_What the exercise asks_. Write the entries out again exactly as they stand, but without the pictures.
--- Start of Data shown ---
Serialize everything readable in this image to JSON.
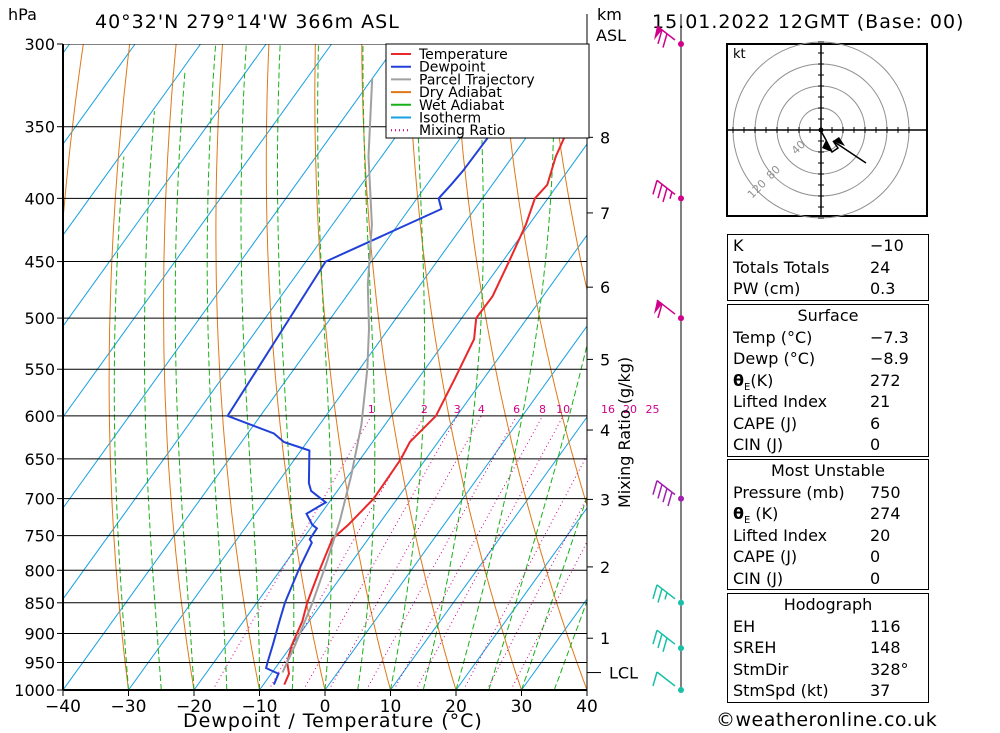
{
  "header": {
    "hpa_unit": "hPa",
    "location": "40°32'N  279°14'W  366m  ASL",
    "km_unit": "km",
    "asl_unit": "ASL",
    "date": "15.01.2022  12GMT  (Base: 00)"
  },
  "chart_data": {
    "type": "skew-t",
    "xlabel": "Dewpoint / Temperature (°C)",
    "ylabel_right": "Mixing Ratio (g/kg)",
    "x_ticks": [
      "−40",
      "−30",
      "−20",
      "−10",
      "0",
      "10",
      "20",
      "30",
      "40"
    ],
    "x_range": [
      -40,
      40
    ],
    "pressure_ticks": [
      300,
      350,
      400,
      450,
      500,
      550,
      600,
      650,
      700,
      750,
      800,
      850,
      900,
      950,
      1000
    ],
    "pressure_range": [
      1000,
      300
    ],
    "km_ticks": [
      {
        "km": "1",
        "p": 908
      },
      {
        "km": "2",
        "p": 795
      },
      {
        "km": "3",
        "p": 701
      },
      {
        "km": "4",
        "p": 616
      },
      {
        "km": "5",
        "p": 540
      },
      {
        "km": "6",
        "p": 472
      },
      {
        "km": "7",
        "p": 411
      },
      {
        "km": "8",
        "p": 357
      }
    ],
    "lcl": {
      "label": "LCL",
      "p": 968
    },
    "mixing_ratio_labels": [
      "1",
      "2",
      "3",
      "4",
      "6",
      "8",
      "10",
      "16",
      "20",
      "25"
    ],
    "mixing_ratio_values": [
      1,
      2,
      3,
      4,
      6,
      8,
      10,
      16,
      20,
      25
    ],
    "legend": [
      {
        "name": "Temperature",
        "color": "#e8282a",
        "style": "solid"
      },
      {
        "name": "Dewpoint",
        "color": "#2040d8",
        "style": "solid"
      },
      {
        "name": "Parcel Trajectory",
        "color": "#a0a0a0",
        "style": "solid"
      },
      {
        "name": "Dry Adiabat",
        "color": "#e07818",
        "style": "solid"
      },
      {
        "name": "Wet Adiabat",
        "color": "#18b018",
        "style": "solid"
      },
      {
        "name": "Isotherm",
        "color": "#18a0e0",
        "style": "solid"
      },
      {
        "name": "Mixing Ratio",
        "color": "#d0008a",
        "style": "dotted"
      }
    ],
    "series": [
      {
        "name": "Temperature",
        "points": [
          [
            -6.8,
            990
          ],
          [
            -7.3,
            970
          ],
          [
            -8.8,
            950
          ],
          [
            -10.0,
            920
          ],
          [
            -11.0,
            880
          ],
          [
            -12.3,
            850
          ],
          [
            -14.0,
            800
          ],
          [
            -15.3,
            760
          ],
          [
            -15.5,
            755
          ],
          [
            -14.6,
            735
          ],
          [
            -13.6,
            700
          ],
          [
            -13.8,
            650
          ],
          [
            -14.3,
            630
          ],
          [
            -13.2,
            600
          ],
          [
            -14.4,
            560
          ],
          [
            -15.8,
            520
          ],
          [
            -17.8,
            500
          ],
          [
            -17.7,
            480
          ],
          [
            -19.0,
            450
          ],
          [
            -20.5,
            420
          ],
          [
            -22.0,
            400
          ],
          [
            -21.6,
            390
          ],
          [
            -23.4,
            370
          ],
          [
            -25.3,
            340
          ],
          [
            -25.5,
            330
          ],
          [
            -27.3,
            300
          ]
        ]
      },
      {
        "name": "Dewpoint",
        "points": [
          [
            -8.4,
            990
          ],
          [
            -8.9,
            970
          ],
          [
            -11.4,
            960
          ],
          [
            -11.8,
            950
          ],
          [
            -12.9,
            920
          ],
          [
            -14.5,
            880
          ],
          [
            -15.7,
            850
          ],
          [
            -17.2,
            800
          ],
          [
            -18.2,
            760
          ],
          [
            -18.9,
            755
          ],
          [
            -19.0,
            740
          ],
          [
            -20.1,
            735
          ],
          [
            -22.2,
            720
          ],
          [
            -20.5,
            705
          ],
          [
            -24.0,
            690
          ],
          [
            -25.2,
            680
          ],
          [
            -28.7,
            640
          ],
          [
            -33.5,
            630
          ],
          [
            -36.0,
            620
          ],
          [
            -45.0,
            600
          ],
          [
            -47.0,
            450
          ],
          [
            -35.1,
            408
          ],
          [
            -36.7,
            400
          ],
          [
            -36.3,
            390
          ],
          [
            -36.0,
            380
          ],
          [
            -35.8,
            350
          ],
          [
            -36.0,
            340
          ],
          [
            -37.0,
            330
          ],
          [
            -36.8,
            300
          ]
        ]
      },
      {
        "name": "Parcel Trajectory",
        "points": [
          [
            -8.4,
            968
          ],
          [
            -9.5,
            920
          ],
          [
            -11.5,
            850
          ],
          [
            -13.7,
            790
          ],
          [
            -16.3,
            730
          ],
          [
            -19.6,
            670
          ],
          [
            -23.6,
            610
          ],
          [
            -28.8,
            550
          ],
          [
            -33.0,
            510
          ],
          [
            -38.0,
            470
          ],
          [
            -44.0,
            420
          ],
          [
            -52.0,
            370
          ],
          [
            -60.0,
            320
          ]
        ]
      }
    ],
    "wind_barbs": [
      {
        "p": 300,
        "speed_kt": 70
      },
      {
        "p": 400,
        "speed_kt": 35
      },
      {
        "p": 500,
        "speed_kt": 60
      },
      {
        "p": 700,
        "speed_kt": 40
      },
      {
        "p": 850,
        "speed_kt": 25
      },
      {
        "p": 925,
        "speed_kt": 30
      },
      {
        "p": 1000,
        "speed_kt": 10
      }
    ],
    "hodograph": {
      "unit": "kt",
      "ring_labels": [
        "40",
        "80",
        "120"
      ]
    },
    "colors": {
      "isotherm": "#18a0e0",
      "dry_adiabat": "#e07818",
      "wet_adiabat": "#18b018",
      "mixing_ratio": "#d0008a",
      "temperature": "#e8282a",
      "dewpoint": "#2040d8",
      "parcel": "#a0a0a0",
      "barb_high": "#d0008a",
      "barb_mid": "#a020b0",
      "barb_low": "#18c0a8"
    }
  },
  "indices": {
    "k_label": "K",
    "k_value": "−10",
    "tt_label": "Totals Totals",
    "tt_value": "24",
    "pw_label": "PW (cm)",
    "pw_value": "0.3"
  },
  "surface": {
    "title": "Surface",
    "rows": [
      {
        "label": "Temp (°C)",
        "value": "−7.3"
      },
      {
        "label": "Dewp (°C)",
        "value": "−8.9"
      },
      {
        "label": "θE(K)",
        "value": "272"
      },
      {
        "label": "Lifted Index",
        "value": "21"
      },
      {
        "label": "CAPE (J)",
        "value": "6"
      },
      {
        "label": "CIN (J)",
        "value": "0"
      }
    ]
  },
  "most_unstable": {
    "title": "Most Unstable",
    "rows": [
      {
        "label": "Pressure (mb)",
        "value": "750"
      },
      {
        "label": "θE (K)",
        "value": "274"
      },
      {
        "label": "Lifted Index",
        "value": "20"
      },
      {
        "label": "CAPE (J)",
        "value": "0"
      },
      {
        "label": "CIN (J)",
        "value": "0"
      }
    ]
  },
  "hodograph_table": {
    "title": "Hodograph",
    "rows": [
      {
        "label": "EH",
        "value": "116"
      },
      {
        "label": "SREH",
        "value": "148"
      },
      {
        "label": "StmDir",
        "value": "328°"
      },
      {
        "label": "StmSpd (kt)",
        "value": "37"
      }
    ]
  },
  "credit": "©weatheronline.co.uk"
}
--- End of Data shown ---
_Complete response_.
Serialize everything readable in this image to JSON.
{
  "header": {
    "hpa_unit": "hPa",
    "location": "40°32'N  279°14'W  366m  ASL",
    "km_unit": "km",
    "asl_unit": "ASL",
    "date": "15.01.2022  12GMT  (Base: 00)"
  },
  "chart_data": {
    "type": "skew-t",
    "xlabel": "Dewpoint / Temperature (°C)",
    "ylabel_right": "Mixing Ratio (g/kg)",
    "x_ticks": [
      "−40",
      "−30",
      "−20",
      "−10",
      "0",
      "10",
      "20",
      "30",
      "40"
    ],
    "x_range": [
      -40,
      40
    ],
    "pressure_ticks": [
      300,
      350,
      400,
      450,
      500,
      550,
      600,
      650,
      700,
      750,
      800,
      850,
      900,
      950,
      1000
    ],
    "pressure_range": [
      1000,
      300
    ],
    "km_ticks": [
      {
        "km": "1",
        "p": 908
      },
      {
        "km": "2",
        "p": 795
      },
      {
        "km": "3",
        "p": 701
      },
      {
        "km": "4",
        "p": 616
      },
      {
        "km": "5",
        "p": 540
      },
      {
        "km": "6",
        "p": 472
      },
      {
        "km": "7",
        "p": 411
      },
      {
        "km": "8",
        "p": 357
      }
    ],
    "lcl": {
      "label": "LCL",
      "p": 968
    },
    "mixing_ratio_labels": [
      "1",
      "2",
      "3",
      "4",
      "6",
      "8",
      "10",
      "16",
      "20",
      "25"
    ],
    "mixing_ratio_values": [
      1,
      2,
      3,
      4,
      6,
      8,
      10,
      16,
      20,
      25
    ],
    "legend": [
      {
        "name": "Temperature",
        "color": "#e8282a",
        "style": "solid"
      },
      {
        "name": "Dewpoint",
        "color": "#2040d8",
        "style": "solid"
      },
      {
        "name": "Parcel Trajectory",
        "color": "#a0a0a0",
        "style": "solid"
      },
      {
        "name": "Dry Adiabat",
        "color": "#e07818",
        "style": "solid"
      },
      {
        "name": "Wet Adiabat",
        "color": "#18b018",
        "style": "solid"
      },
      {
        "name": "Isotherm",
        "color": "#18a0e0",
        "style": "solid"
      },
      {
        "name": "Mixing Ratio",
        "color": "#d0008a",
        "style": "dotted"
      }
    ],
    "series": [
      {
        "name": "Temperature",
        "points": [
          [
            -6.8,
            990
          ],
          [
            -7.3,
            970
          ],
          [
            -8.8,
            950
          ],
          [
            -10.0,
            920
          ],
          [
            -11.0,
            880
          ],
          [
            -12.3,
            850
          ],
          [
            -14.0,
            800
          ],
          [
            -15.3,
            760
          ],
          [
            -15.5,
            755
          ],
          [
            -14.6,
            735
          ],
          [
            -13.6,
            700
          ],
          [
            -13.8,
            650
          ],
          [
            -14.3,
            630
          ],
          [
            -13.2,
            600
          ],
          [
            -14.4,
            560
          ],
          [
            -15.8,
            520
          ],
          [
            -17.8,
            500
          ],
          [
            -17.7,
            480
          ],
          [
            -19.0,
            450
          ],
          [
            -20.5,
            420
          ],
          [
            -22.0,
            400
          ],
          [
            -21.6,
            390
          ],
          [
            -23.4,
            370
          ],
          [
            -25.3,
            340
          ],
          [
            -25.5,
            330
          ],
          [
            -27.3,
            300
          ]
        ]
      },
      {
        "name": "Dewpoint",
        "points": [
          [
            -8.4,
            990
          ],
          [
            -8.9,
            970
          ],
          [
            -11.4,
            960
          ],
          [
            -11.8,
            950
          ],
          [
            -12.9,
            920
          ],
          [
            -14.5,
            880
          ],
          [
            -15.7,
            850
          ],
          [
            -17.2,
            800
          ],
          [
            -18.2,
            760
          ],
          [
            -18.9,
            755
          ],
          [
            -19.0,
            740
          ],
          [
            -20.1,
            735
          ],
          [
            -22.2,
            720
          ],
          [
            -20.5,
            705
          ],
          [
            -24.0,
            690
          ],
          [
            -25.2,
            680
          ],
          [
            -28.7,
            640
          ],
          [
            -33.5,
            630
          ],
          [
            -36.0,
            620
          ],
          [
            -45.0,
            600
          ],
          [
            -47.0,
            450
          ],
          [
            -35.1,
            408
          ],
          [
            -36.7,
            400
          ],
          [
            -36.3,
            390
          ],
          [
            -36.0,
            380
          ],
          [
            -35.8,
            350
          ],
          [
            -36.0,
            340
          ],
          [
            -37.0,
            330
          ],
          [
            -36.8,
            300
          ]
        ]
      },
      {
        "name": "Parcel Trajectory",
        "points": [
          [
            -8.4,
            968
          ],
          [
            -9.5,
            920
          ],
          [
            -11.5,
            850
          ],
          [
            -13.7,
            790
          ],
          [
            -16.3,
            730
          ],
          [
            -19.6,
            670
          ],
          [
            -23.6,
            610
          ],
          [
            -28.8,
            550
          ],
          [
            -33.0,
            510
          ],
          [
            -38.0,
            470
          ],
          [
            -44.0,
            420
          ],
          [
            -52.0,
            370
          ],
          [
            -60.0,
            320
          ]
        ]
      }
    ],
    "wind_barbs": [
      {
        "p": 300,
        "speed_kt": 70
      },
      {
        "p": 400,
        "speed_kt": 35
      },
      {
        "p": 500,
        "speed_kt": 60
      },
      {
        "p": 700,
        "speed_kt": 40
      },
      {
        "p": 850,
        "speed_kt": 25
      },
      {
        "p": 925,
        "speed_kt": 30
      },
      {
        "p": 1000,
        "speed_kt": 10
      }
    ],
    "hodograph": {
      "unit": "kt",
      "ring_labels": [
        "40",
        "80",
        "120"
      ]
    },
    "colors": {
      "isotherm": "#18a0e0",
      "dry_adiabat": "#e07818",
      "wet_adiabat": "#18b018",
      "mixing_ratio": "#d0008a",
      "temperature": "#e8282a",
      "dewpoint": "#2040d8",
      "parcel": "#a0a0a0",
      "barb_high": "#d0008a",
      "barb_mid": "#a020b0",
      "barb_low": "#18c0a8"
    }
  },
  "indices": {
    "k_label": "K",
    "k_value": "−10",
    "tt_label": "Totals Totals",
    "tt_value": "24",
    "pw_label": "PW (cm)",
    "pw_value": "0.3"
  },
  "surface": {
    "title": "Surface",
    "rows": [
      {
        "label": "Temp (°C)",
        "value": "−7.3"
      },
      {
        "label": "Dewp (°C)",
        "value": "−8.9"
      },
      {
        "label": "θE(K)",
        "value": "272"
      },
      {
        "label": "Lifted Index",
        "value": "21"
      },
      {
        "label": "CAPE (J)",
        "value": "6"
      },
      {
        "label": "CIN (J)",
        "value": "0"
      }
    ]
  },
  "most_unstable": {
    "title": "Most Unstable",
    "rows": [
      {
        "label": "Pressure (mb)",
        "value": "750"
      },
      {
        "label": "θE (K)",
        "value": "274"
      },
      {
        "label": "Lifted Index",
        "value": "20"
      },
      {
        "label": "CAPE (J)",
        "value": "0"
      },
      {
        "label": "CIN (J)",
        "value": "0"
      }
    ]
  },
  "hodograph_table": {
    "title": "Hodograph",
    "rows": [
      {
        "label": "EH",
        "value": "116"
      },
      {
        "label": "SREH",
        "value": "148"
      },
      {
        "label": "StmDir",
        "value": "328°"
      },
      {
        "label": "StmSpd (kt)",
        "value": "37"
      }
    ]
  },
  "credit": "©weatheronline.co.uk"
}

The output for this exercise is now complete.